Scan the material for the word "Beam", and copy each line where it shows up.

========

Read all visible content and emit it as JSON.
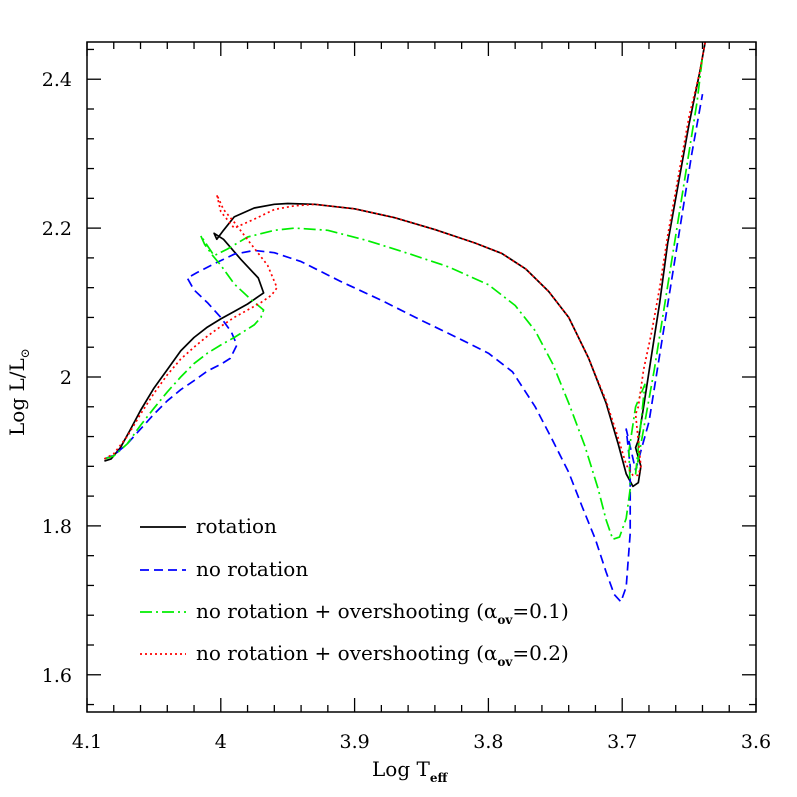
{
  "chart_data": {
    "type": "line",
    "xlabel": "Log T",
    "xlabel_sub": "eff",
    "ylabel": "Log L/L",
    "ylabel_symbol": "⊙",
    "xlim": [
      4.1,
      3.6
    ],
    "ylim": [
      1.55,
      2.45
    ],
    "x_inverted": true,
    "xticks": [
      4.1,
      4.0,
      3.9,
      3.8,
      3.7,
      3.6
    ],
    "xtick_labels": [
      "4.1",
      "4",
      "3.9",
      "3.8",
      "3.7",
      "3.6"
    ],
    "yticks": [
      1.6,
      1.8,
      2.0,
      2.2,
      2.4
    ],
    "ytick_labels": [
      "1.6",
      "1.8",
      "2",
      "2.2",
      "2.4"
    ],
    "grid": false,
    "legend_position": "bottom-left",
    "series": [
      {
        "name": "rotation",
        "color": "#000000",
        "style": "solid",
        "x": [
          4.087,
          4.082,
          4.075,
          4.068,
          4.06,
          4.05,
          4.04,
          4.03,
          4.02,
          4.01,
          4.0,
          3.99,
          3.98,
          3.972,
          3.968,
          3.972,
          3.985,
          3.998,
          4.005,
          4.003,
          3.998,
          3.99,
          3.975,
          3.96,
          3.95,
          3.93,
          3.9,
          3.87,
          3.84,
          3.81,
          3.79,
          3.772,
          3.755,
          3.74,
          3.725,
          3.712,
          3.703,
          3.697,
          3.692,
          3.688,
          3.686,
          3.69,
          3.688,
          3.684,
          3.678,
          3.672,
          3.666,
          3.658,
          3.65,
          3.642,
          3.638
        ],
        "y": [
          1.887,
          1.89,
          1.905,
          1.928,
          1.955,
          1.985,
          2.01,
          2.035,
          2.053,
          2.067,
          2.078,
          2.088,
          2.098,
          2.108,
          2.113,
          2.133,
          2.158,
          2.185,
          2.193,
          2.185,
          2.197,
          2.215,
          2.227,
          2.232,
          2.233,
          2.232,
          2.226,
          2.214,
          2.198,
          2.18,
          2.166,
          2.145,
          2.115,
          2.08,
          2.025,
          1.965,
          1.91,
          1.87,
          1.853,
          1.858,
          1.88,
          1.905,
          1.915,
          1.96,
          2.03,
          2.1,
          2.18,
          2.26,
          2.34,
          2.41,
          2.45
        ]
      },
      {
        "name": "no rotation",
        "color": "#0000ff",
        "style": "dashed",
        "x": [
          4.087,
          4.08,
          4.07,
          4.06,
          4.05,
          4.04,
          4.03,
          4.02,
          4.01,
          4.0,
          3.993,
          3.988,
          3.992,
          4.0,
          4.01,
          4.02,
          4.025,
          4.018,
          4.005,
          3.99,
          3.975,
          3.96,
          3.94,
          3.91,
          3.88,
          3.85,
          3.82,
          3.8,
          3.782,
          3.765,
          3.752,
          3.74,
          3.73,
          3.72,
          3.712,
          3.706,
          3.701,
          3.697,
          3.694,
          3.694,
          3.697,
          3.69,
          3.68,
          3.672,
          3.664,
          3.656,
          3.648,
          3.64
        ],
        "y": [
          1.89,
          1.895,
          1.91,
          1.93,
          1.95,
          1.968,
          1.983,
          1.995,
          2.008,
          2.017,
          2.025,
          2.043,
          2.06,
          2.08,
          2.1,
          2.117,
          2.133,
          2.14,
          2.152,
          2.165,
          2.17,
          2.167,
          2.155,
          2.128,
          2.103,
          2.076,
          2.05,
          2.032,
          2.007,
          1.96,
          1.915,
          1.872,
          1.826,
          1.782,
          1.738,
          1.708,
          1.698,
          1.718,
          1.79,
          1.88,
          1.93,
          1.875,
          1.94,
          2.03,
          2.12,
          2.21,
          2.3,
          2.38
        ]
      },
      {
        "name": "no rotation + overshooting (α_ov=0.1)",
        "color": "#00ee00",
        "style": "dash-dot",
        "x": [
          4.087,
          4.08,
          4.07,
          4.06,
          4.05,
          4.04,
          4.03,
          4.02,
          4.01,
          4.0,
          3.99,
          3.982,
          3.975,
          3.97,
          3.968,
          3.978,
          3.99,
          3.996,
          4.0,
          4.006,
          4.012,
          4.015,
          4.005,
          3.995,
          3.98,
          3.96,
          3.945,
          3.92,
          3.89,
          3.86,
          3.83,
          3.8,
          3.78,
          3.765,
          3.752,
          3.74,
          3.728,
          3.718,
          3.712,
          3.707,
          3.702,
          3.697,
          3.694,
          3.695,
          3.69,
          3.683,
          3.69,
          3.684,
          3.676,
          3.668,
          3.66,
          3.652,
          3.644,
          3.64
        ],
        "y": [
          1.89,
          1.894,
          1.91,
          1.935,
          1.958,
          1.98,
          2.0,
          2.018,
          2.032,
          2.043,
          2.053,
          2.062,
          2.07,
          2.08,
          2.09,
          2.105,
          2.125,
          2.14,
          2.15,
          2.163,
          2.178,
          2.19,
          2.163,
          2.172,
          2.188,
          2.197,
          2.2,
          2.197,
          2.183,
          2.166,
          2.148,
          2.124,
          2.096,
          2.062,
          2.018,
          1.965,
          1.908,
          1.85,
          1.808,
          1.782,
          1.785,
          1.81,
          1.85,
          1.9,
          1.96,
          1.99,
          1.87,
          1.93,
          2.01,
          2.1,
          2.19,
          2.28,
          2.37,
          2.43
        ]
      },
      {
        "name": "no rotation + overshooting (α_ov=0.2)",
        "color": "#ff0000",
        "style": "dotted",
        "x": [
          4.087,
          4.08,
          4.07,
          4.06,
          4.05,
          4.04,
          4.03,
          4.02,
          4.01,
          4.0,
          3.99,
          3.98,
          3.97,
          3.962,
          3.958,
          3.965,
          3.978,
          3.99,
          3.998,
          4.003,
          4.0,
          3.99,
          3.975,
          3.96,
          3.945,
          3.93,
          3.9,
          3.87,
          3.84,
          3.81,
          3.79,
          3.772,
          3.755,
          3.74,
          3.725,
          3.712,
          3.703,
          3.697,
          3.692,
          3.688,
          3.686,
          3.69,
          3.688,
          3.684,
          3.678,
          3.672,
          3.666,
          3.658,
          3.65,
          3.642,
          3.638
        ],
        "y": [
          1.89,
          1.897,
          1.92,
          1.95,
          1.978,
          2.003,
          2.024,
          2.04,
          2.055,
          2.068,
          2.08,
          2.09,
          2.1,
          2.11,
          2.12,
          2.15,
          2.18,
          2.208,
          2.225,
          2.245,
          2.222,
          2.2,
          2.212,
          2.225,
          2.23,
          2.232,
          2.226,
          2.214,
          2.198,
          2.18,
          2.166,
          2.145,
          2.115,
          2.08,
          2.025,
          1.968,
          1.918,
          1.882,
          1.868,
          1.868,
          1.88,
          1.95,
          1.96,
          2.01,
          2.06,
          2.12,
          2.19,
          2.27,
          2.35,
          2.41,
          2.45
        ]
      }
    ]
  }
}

========

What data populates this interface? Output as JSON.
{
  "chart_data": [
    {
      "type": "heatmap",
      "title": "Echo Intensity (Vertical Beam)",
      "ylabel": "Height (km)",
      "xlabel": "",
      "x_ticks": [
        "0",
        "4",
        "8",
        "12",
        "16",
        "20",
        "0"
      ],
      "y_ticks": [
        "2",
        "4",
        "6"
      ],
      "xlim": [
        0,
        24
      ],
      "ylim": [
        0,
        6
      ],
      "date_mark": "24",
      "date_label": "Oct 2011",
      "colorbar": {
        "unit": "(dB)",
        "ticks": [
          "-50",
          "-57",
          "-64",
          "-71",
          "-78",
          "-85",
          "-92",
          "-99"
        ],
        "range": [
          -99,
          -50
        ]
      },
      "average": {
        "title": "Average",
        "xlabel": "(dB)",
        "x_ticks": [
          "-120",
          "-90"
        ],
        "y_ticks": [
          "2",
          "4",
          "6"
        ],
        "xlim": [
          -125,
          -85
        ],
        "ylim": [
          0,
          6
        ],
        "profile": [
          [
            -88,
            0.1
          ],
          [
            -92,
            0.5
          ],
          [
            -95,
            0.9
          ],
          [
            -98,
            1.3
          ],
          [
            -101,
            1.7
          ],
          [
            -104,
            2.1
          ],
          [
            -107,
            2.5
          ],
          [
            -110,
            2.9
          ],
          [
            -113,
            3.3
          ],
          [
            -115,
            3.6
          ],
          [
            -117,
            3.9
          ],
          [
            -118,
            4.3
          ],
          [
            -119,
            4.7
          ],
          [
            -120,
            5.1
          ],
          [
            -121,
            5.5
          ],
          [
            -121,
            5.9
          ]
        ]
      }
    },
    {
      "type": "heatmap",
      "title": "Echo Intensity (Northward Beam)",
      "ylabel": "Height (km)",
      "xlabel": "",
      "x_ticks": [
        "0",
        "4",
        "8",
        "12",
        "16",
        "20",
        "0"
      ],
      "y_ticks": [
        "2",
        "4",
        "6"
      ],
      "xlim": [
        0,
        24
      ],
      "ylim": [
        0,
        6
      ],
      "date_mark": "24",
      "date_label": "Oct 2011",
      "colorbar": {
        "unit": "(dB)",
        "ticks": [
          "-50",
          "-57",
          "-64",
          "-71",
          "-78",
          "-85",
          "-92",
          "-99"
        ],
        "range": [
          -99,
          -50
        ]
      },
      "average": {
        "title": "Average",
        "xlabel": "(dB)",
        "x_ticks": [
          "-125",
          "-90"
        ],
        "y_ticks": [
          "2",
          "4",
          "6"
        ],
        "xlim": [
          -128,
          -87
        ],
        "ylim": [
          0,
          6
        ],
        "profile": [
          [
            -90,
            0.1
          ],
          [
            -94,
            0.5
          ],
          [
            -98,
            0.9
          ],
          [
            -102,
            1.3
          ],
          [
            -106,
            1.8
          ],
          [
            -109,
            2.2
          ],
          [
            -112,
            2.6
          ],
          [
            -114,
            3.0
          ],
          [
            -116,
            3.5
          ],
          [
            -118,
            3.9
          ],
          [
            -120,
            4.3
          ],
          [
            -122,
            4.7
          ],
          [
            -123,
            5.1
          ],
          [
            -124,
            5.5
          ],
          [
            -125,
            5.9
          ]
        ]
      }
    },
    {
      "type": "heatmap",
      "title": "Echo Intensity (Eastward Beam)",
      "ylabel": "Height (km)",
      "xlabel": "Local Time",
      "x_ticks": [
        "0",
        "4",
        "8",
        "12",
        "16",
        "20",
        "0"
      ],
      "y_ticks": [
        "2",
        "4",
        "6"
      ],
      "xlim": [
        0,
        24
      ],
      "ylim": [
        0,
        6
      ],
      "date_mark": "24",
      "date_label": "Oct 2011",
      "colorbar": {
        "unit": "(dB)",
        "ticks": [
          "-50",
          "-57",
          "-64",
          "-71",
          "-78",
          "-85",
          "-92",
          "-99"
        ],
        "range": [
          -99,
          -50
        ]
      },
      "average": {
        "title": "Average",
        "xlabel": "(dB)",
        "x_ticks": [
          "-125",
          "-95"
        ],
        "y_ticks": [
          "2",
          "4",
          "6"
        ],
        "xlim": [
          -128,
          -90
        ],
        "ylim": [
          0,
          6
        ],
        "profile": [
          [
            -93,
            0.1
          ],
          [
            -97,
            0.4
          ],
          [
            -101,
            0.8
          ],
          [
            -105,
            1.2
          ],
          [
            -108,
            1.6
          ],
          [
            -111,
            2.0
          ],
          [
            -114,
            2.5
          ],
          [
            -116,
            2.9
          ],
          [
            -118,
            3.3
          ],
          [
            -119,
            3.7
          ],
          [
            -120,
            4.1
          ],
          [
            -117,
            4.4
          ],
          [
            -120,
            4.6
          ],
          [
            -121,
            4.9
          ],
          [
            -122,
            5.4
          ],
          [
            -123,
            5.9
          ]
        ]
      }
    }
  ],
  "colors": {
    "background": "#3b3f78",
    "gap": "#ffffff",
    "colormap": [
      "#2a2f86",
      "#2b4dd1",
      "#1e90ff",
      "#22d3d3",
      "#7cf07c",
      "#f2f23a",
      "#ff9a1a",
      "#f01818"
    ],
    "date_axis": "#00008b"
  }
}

========

The answer.
      "title": "Echo Intensity (Vertical Beam)",
      "title": "Echo Intensity (Northward Beam)",
      "title": "Echo Intensity (Eastward Beam)",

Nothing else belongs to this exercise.